---- Data provided

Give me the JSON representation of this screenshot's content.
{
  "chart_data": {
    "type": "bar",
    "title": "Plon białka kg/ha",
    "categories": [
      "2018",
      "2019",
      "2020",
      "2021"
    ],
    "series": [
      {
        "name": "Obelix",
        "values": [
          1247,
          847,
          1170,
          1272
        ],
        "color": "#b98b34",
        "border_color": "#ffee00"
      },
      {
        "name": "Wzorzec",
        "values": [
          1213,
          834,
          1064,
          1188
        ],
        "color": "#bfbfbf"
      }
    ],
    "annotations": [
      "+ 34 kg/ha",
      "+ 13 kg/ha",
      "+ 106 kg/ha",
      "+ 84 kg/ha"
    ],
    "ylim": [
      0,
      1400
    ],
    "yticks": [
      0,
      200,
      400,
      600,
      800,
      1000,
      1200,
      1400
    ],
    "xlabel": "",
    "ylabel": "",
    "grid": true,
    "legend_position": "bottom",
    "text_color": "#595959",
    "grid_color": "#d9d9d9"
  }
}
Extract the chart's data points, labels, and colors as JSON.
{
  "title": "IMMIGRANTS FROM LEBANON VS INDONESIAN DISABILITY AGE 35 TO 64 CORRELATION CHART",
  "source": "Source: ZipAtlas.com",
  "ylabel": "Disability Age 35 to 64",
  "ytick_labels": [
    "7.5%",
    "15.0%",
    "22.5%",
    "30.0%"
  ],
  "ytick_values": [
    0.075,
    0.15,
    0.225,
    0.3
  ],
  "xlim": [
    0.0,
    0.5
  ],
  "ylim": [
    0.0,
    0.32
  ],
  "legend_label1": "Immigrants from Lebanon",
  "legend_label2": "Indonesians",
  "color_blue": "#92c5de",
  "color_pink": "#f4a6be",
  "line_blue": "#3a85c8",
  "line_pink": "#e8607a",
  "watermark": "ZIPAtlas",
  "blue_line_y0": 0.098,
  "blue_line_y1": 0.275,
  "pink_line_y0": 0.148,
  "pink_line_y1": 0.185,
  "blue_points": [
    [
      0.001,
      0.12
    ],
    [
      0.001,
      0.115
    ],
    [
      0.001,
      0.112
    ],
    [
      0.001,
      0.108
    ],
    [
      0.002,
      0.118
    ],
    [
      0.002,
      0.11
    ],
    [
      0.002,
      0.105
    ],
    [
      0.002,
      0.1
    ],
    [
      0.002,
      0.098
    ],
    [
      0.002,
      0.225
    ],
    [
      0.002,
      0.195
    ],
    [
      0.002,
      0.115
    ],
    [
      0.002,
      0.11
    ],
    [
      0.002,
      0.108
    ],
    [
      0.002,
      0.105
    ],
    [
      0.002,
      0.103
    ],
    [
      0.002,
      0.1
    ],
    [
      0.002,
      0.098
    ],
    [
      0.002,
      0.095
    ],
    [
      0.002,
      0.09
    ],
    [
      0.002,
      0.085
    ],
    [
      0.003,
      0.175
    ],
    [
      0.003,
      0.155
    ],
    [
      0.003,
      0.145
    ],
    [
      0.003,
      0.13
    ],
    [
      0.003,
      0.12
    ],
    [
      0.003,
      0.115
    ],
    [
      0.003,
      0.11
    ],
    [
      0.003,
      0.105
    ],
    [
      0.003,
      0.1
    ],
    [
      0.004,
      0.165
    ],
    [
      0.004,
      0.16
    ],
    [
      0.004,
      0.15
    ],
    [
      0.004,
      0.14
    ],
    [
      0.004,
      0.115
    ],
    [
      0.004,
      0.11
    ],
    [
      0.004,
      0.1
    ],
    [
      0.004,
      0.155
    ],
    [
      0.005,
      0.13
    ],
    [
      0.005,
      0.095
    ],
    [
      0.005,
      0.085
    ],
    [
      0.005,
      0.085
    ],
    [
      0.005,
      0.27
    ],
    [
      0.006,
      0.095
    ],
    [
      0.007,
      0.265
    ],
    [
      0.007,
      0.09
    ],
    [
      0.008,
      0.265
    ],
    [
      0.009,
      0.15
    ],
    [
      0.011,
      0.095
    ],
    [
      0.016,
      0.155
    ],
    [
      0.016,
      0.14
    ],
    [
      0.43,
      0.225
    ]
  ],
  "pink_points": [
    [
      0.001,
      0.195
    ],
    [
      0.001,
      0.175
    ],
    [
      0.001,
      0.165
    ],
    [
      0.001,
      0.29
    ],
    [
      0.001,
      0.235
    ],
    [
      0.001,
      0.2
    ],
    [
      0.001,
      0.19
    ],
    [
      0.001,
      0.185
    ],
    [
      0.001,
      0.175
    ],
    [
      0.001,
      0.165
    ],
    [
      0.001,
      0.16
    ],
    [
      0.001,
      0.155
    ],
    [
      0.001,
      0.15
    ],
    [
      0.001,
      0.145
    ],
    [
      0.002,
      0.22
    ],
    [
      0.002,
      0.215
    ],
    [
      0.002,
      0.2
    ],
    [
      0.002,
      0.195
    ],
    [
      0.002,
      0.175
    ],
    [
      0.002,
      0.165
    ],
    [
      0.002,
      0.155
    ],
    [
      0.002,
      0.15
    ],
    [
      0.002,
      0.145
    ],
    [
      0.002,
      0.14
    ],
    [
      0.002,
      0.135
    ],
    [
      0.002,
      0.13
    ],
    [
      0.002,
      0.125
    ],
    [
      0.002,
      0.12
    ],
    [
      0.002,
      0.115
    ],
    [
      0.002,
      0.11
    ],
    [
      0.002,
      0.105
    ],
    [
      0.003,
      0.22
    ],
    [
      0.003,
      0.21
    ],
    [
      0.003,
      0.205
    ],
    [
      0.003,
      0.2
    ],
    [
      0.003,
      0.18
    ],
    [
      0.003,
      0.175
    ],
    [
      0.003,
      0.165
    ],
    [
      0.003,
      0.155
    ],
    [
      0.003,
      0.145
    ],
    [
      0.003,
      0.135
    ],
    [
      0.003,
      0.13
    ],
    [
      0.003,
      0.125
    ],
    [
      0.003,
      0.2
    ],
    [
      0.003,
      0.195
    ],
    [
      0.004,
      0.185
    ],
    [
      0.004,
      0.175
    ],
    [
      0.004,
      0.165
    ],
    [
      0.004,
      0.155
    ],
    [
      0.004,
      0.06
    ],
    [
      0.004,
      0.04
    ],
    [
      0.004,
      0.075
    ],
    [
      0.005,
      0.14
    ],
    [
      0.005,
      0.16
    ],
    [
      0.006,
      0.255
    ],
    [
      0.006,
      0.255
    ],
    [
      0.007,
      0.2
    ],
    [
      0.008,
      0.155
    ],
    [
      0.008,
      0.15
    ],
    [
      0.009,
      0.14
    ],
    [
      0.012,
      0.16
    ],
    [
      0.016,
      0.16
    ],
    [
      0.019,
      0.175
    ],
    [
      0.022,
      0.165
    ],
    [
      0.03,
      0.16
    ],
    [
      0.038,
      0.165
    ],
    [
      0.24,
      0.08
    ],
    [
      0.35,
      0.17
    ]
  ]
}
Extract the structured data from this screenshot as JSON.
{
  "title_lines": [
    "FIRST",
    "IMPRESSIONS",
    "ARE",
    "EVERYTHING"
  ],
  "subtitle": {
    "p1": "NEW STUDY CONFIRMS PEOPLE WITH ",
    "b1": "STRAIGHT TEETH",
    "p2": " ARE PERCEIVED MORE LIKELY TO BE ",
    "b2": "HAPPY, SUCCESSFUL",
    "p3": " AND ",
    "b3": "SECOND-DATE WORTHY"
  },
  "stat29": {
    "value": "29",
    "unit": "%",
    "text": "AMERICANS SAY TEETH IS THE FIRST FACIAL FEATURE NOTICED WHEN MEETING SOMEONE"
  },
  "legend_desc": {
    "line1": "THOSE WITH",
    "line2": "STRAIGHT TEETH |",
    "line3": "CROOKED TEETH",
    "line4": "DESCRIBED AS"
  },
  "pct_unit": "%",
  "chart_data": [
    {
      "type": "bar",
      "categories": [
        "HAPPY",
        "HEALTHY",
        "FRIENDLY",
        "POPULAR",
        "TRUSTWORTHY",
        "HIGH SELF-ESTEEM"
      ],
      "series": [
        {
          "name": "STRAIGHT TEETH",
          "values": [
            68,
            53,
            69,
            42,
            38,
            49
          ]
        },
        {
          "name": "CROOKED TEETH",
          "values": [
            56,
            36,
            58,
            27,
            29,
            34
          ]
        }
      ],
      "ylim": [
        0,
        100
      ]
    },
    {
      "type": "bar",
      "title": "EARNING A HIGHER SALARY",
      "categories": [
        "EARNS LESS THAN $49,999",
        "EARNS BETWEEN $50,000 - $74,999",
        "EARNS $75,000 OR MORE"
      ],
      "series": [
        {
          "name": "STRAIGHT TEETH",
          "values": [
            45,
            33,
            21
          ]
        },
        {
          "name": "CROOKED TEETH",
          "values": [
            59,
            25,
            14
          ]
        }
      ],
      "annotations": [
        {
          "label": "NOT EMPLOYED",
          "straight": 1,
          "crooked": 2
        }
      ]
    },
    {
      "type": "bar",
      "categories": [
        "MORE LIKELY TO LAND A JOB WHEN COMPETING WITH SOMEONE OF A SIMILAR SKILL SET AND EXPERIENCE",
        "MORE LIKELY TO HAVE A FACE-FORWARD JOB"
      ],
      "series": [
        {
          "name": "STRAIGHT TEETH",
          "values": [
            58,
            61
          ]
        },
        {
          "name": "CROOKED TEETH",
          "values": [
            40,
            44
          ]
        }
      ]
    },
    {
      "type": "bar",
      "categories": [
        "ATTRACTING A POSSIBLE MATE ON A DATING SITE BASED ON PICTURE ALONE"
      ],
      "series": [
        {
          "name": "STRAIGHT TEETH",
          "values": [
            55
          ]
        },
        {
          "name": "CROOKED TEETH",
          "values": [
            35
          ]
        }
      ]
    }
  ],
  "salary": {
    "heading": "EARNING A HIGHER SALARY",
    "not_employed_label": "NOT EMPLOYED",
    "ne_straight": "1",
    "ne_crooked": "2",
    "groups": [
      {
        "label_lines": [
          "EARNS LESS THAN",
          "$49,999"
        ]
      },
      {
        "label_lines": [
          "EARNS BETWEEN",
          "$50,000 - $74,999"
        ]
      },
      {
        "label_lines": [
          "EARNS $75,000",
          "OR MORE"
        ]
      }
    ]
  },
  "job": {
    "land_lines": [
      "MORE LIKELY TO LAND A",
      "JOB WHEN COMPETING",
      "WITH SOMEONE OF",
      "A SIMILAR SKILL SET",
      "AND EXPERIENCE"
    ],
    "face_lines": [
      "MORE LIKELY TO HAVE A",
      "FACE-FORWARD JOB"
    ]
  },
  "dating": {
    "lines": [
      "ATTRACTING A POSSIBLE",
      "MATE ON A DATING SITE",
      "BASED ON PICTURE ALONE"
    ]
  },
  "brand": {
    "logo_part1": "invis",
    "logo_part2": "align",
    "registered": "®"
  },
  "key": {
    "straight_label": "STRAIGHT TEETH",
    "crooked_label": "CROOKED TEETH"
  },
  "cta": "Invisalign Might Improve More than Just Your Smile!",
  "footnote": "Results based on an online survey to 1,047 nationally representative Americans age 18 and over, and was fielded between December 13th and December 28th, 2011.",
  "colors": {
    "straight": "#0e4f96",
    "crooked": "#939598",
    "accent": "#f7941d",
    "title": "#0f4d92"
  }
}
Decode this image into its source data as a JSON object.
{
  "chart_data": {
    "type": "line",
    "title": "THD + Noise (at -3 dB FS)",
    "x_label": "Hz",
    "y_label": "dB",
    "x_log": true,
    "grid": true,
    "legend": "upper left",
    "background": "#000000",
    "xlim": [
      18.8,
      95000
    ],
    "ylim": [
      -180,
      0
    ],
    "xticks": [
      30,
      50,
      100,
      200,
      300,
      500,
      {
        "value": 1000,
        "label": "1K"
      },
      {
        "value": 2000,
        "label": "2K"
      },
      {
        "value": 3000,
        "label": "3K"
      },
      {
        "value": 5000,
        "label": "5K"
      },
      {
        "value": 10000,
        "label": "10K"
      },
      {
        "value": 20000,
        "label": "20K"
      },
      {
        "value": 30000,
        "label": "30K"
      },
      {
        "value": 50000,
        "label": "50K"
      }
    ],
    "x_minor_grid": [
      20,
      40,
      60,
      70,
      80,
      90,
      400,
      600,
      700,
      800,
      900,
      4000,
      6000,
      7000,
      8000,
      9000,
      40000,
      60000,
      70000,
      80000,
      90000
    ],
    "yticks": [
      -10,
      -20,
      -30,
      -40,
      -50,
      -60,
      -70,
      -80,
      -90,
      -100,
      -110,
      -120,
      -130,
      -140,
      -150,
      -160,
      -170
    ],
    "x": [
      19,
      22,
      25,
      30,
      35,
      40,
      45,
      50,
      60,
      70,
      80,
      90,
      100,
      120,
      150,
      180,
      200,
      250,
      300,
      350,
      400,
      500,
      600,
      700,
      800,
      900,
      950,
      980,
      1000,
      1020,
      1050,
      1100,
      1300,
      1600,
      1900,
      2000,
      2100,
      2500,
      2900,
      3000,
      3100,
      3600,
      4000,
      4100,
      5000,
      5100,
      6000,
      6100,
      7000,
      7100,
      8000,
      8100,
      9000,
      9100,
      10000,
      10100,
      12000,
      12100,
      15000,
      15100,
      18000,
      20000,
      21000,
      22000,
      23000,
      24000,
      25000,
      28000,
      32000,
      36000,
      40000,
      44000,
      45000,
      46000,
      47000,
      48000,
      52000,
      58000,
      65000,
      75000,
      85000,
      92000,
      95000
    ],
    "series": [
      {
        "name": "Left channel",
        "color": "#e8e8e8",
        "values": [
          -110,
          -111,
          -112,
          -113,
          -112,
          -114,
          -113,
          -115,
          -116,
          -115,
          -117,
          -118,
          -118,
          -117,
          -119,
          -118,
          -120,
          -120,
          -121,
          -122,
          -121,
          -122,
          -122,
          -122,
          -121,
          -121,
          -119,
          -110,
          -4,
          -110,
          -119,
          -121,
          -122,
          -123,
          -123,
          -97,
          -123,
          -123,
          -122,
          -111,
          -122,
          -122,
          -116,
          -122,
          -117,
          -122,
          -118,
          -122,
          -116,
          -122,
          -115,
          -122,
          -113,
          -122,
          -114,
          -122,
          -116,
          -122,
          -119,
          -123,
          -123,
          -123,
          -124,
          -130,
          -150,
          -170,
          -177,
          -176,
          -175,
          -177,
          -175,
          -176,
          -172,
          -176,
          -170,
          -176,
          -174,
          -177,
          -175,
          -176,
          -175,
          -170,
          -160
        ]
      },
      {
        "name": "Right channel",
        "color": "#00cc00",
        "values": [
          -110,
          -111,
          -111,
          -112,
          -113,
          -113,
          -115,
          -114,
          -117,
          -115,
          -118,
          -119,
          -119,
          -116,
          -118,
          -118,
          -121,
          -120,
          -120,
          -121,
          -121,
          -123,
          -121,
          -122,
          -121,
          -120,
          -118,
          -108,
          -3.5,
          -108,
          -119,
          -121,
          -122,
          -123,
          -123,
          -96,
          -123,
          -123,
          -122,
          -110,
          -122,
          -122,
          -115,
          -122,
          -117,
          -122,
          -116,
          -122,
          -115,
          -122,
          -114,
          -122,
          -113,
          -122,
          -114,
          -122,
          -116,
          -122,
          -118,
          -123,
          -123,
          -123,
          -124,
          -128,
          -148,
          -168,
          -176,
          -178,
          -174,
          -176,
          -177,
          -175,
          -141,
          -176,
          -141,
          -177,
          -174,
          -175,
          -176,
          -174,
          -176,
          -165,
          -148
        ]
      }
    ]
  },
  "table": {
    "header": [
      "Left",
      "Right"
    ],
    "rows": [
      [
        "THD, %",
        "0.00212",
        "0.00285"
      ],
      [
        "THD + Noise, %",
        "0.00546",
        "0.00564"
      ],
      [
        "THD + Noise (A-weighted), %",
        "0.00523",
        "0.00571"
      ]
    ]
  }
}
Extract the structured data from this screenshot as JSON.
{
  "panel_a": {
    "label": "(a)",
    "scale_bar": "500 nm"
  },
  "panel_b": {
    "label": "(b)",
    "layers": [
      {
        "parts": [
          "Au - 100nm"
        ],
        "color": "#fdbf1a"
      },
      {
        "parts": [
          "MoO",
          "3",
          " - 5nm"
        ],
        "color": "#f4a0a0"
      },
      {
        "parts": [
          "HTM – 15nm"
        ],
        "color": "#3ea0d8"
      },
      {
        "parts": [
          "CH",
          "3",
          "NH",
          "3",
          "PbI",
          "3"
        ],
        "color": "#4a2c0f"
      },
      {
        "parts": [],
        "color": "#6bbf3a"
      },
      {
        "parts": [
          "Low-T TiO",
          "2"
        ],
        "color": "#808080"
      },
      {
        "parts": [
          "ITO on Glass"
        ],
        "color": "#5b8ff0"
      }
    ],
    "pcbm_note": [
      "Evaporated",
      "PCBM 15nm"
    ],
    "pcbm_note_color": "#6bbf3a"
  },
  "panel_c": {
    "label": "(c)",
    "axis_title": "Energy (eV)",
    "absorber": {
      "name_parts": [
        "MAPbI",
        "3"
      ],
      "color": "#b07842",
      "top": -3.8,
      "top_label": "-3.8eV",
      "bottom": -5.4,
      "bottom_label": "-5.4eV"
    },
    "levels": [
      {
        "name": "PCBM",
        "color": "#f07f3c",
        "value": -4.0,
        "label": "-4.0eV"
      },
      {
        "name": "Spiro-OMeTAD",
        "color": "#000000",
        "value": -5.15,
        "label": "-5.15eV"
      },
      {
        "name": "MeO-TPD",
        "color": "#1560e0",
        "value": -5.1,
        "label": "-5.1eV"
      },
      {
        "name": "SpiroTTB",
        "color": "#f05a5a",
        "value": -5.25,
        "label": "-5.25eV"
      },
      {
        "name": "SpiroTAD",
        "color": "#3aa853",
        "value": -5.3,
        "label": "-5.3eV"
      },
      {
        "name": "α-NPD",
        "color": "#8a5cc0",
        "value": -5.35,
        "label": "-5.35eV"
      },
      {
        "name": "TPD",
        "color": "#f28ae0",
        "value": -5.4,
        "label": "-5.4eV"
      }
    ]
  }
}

--------

- [Directive]: Gather each line holding the string "EARNING".

- [Completed exercise]:
      "title": "EARNING A HIGHER SALARY",
    "heading": "EARNING A HIGHER SALARY",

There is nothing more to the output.